Nothing should be left out: output all of the entries exactly.
# Material to process start
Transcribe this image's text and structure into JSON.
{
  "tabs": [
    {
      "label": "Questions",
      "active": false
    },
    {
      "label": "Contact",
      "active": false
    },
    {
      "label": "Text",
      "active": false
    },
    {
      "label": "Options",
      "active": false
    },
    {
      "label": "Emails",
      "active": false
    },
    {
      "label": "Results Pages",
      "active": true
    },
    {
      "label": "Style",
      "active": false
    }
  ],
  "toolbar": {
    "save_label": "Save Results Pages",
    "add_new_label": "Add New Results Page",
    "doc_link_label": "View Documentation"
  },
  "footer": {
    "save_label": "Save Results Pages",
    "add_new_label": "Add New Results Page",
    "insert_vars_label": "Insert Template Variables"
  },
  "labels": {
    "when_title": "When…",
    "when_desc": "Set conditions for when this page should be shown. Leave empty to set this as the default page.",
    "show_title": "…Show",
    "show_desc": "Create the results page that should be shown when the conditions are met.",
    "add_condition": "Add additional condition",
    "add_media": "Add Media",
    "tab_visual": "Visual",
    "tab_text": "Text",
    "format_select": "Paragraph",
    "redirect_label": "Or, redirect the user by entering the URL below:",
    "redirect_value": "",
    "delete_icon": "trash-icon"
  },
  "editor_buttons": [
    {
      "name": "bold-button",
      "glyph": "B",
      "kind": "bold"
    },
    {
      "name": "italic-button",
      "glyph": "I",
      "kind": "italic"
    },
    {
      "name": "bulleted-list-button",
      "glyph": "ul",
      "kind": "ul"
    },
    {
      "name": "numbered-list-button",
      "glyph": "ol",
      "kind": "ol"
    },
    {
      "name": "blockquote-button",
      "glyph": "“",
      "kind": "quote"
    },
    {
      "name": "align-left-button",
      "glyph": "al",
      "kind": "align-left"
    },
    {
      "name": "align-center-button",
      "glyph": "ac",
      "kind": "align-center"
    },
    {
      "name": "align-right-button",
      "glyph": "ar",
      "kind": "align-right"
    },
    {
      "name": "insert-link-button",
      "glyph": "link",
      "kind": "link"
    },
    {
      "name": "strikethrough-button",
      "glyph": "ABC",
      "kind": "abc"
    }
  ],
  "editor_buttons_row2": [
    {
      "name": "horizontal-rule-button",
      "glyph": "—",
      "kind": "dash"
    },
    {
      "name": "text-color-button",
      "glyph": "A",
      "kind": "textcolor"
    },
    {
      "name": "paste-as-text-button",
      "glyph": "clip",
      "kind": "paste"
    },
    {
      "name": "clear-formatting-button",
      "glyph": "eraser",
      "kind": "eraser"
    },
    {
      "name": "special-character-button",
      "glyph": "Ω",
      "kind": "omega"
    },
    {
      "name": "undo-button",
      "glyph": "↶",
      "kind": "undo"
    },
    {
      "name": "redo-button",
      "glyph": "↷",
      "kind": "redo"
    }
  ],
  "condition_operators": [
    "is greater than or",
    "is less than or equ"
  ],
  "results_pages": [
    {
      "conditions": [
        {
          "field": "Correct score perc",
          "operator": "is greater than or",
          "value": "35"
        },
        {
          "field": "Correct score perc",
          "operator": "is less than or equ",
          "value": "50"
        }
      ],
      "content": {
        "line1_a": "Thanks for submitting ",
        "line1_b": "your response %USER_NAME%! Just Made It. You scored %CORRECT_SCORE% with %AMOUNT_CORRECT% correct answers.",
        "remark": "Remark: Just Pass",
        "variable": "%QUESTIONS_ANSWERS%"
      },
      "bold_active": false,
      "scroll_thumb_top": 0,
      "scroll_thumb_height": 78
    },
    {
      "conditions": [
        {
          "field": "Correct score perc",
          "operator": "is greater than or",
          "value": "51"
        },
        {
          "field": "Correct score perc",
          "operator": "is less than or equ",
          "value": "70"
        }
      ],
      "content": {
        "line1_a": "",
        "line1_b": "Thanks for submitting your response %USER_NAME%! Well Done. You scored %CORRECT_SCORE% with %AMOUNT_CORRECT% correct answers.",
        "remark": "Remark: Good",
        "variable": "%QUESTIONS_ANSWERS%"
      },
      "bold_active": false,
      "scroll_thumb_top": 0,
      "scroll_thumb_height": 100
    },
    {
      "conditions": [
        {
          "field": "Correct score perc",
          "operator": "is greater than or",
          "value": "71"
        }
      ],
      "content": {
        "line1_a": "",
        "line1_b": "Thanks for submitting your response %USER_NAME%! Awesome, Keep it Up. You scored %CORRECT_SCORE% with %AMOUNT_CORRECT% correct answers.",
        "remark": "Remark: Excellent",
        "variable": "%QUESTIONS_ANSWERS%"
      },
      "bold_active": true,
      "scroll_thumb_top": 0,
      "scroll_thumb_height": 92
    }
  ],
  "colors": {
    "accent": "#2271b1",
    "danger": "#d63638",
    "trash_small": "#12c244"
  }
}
# Material to process end
▸ **Solution to this problem**:
Transcribe this image's text and structure into JSON.
{
  "tabs": [
    {
      "label": "Questions",
      "active": false
    },
    {
      "label": "Contact",
      "active": false
    },
    {
      "label": "Text",
      "active": false
    },
    {
      "label": "Options",
      "active": false
    },
    {
      "label": "Emails",
      "active": false
    },
    {
      "label": "Results Pages",
      "active": true
    },
    {
      "label": "Style",
      "active": false
    }
  ],
  "toolbar": {
    "save_label": "Save Results Pages",
    "add_new_label": "Add New Results Page",
    "doc_link_label": "View Documentation"
  },
  "footer": {
    "save_label": "Save Results Pages",
    "add_new_label": "Add New Results Page",
    "insert_vars_label": "Insert Template Variables"
  },
  "labels": {
    "when_title": "When…",
    "when_desc": "Set conditions for when this page should be shown. Leave empty to set this as the default page.",
    "show_title": "…Show",
    "show_desc": "Create the results page that should be shown when the conditions are met.",
    "add_condition": "Add additional condition",
    "add_media": "Add Media",
    "tab_visual": "Visual",
    "tab_text": "Text",
    "format_select": "Paragraph",
    "redirect_label": "Or, redirect the user by entering the URL below:",
    "redirect_value": "",
    "delete_icon": "trash-icon"
  },
  "editor_buttons": [
    {
      "name": "bold-button",
      "glyph": "B",
      "kind": "bold"
    },
    {
      "name": "italic-button",
      "glyph": "I",
      "kind": "italic"
    },
    {
      "name": "bulleted-list-button",
      "glyph": "ul",
      "kind": "ul"
    },
    {
      "name": "numbered-list-button",
      "glyph": "ol",
      "kind": "ol"
    },
    {
      "name": "blockquote-button",
      "glyph": "“",
      "kind": "quote"
    },
    {
      "name": "align-left-button",
      "glyph": "al",
      "kind": "align-left"
    },
    {
      "name": "align-center-button",
      "glyph": "ac",
      "kind": "align-center"
    },
    {
      "name": "align-right-button",
      "glyph": "ar",
      "kind": "align-right"
    },
    {
      "name": "insert-link-button",
      "glyph": "link",
      "kind": "link"
    },
    {
      "name": "strikethrough-button",
      "glyph": "ABC",
      "kind": "abc"
    }
  ],
  "editor_buttons_row2": [
    {
      "name": "horizontal-rule-button",
      "glyph": "—",
      "kind": "dash"
    },
    {
      "name": "text-color-button",
      "glyph": "A",
      "kind": "textcolor"
    },
    {
      "name": "paste-as-text-button",
      "glyph": "clip",
      "kind": "paste"
    },
    {
      "name": "clear-formatting-button",
      "glyph": "eraser",
      "kind": "eraser"
    },
    {
      "name": "special-character-button",
      "glyph": "Ω",
      "kind": "omega"
    },
    {
      "name": "undo-button",
      "glyph": "↶",
      "kind": "undo"
    },
    {
      "name": "redo-button",
      "glyph": "↷",
      "kind": "redo"
    }
  ],
  "condition_operators": [
    "is greater than or",
    "is less than or equ"
  ],
  "results_pages": [
    {
      "conditions": [
        {
          "field": "Correct score perc",
          "operator": "is greater than or",
          "value": "35"
        },
        {
          "field": "Correct score perc",
          "operator": "is less than or equ",
          "value": "50"
        }
      ],
      "content": {
        "line1_a": "Thanks for submitting ",
        "line1_b": "your response %USER_NAME%! Just Made It. You scored %CORRECT_SCORE% with %AMOUNT_CORRECT% correct answers.",
        "remark": "Remark: Just Pass",
        "variable": "%QUESTIONS_ANSWERS%"
      },
      "bold_active": false,
      "scroll_thumb_top": 0,
      "scroll_thumb_height": 78
    },
    {
      "conditions": [
        {
          "field": "Correct score perc",
          "operator": "is greater than or",
          "value": "51"
        },
        {
          "field": "Correct score perc",
          "operator": "is less than or equ",
          "value": "70"
        }
      ],
      "content": {
        "line1_a": "",
        "line1_b": "Thanks for submitting your response %USER_NAME%! Well Done. You scored %CORRECT_SCORE% with %AMOUNT_CORRECT% correct answers.",
        "remark": "Remark: Good",
        "variable": "%QUESTIONS_ANSWERS%"
      },
      "bold_active": false,
      "scroll_thumb_top": 0,
      "scroll_thumb_height": 100
    },
    {
      "conditions": [
        {
          "field": "Correct score perc",
          "operator": "is greater than or",
          "value": "71"
        }
      ],
      "content": {
        "line1_a": "",
        "line1_b": "Thanks for submitting your response %USER_NAME%! Awesome, Keep it Up. You scored %CORRECT_SCORE% with %AMOUNT_CORRECT% correct answers.",
        "remark": "Remark: Excellent",
        "variable": "%QUESTIONS_ANSWERS%"
      },
      "bold_active": true,
      "scroll_thumb_top": 0,
      "scroll_thumb_height": 92
    }
  ],
  "colors": {
    "accent": "#2271b1",
    "danger": "#d63638",
    "trash_small": "#12c244"
  }
}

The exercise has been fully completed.